(Records shown):
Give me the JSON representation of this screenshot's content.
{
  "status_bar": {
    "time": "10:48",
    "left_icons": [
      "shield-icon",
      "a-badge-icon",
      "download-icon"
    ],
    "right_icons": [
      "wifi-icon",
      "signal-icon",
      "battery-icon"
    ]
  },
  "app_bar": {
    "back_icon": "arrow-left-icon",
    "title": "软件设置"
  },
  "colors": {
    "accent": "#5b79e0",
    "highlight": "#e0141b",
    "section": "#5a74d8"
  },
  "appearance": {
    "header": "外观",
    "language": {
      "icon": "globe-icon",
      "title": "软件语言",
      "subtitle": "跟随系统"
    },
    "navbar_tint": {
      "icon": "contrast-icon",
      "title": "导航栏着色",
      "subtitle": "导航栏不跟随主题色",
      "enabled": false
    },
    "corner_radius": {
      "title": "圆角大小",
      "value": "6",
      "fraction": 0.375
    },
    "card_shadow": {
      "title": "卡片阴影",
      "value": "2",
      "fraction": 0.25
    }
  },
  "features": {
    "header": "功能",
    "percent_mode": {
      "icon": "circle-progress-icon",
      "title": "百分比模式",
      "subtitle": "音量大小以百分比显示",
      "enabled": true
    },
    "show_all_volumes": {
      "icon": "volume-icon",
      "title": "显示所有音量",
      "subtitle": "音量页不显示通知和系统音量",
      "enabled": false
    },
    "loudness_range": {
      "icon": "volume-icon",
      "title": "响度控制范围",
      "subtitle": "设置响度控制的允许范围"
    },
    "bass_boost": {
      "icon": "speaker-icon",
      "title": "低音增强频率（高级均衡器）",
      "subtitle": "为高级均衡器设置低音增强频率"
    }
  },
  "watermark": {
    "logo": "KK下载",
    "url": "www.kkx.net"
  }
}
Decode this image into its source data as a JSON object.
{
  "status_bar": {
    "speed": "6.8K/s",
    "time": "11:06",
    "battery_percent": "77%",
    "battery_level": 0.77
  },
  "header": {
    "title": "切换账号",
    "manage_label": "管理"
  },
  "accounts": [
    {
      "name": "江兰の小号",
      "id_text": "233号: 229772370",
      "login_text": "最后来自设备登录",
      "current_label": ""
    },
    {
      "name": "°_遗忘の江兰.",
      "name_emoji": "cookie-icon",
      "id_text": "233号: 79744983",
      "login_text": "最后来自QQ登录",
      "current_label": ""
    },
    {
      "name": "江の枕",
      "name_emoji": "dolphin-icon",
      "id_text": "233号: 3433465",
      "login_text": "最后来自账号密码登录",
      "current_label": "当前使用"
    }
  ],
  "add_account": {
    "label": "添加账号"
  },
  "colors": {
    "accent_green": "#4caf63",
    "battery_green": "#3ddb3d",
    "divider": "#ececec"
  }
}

(Direction): Give the number of lines that hold the word "subtitle" in these records, with nothing added.

(Final answer): 6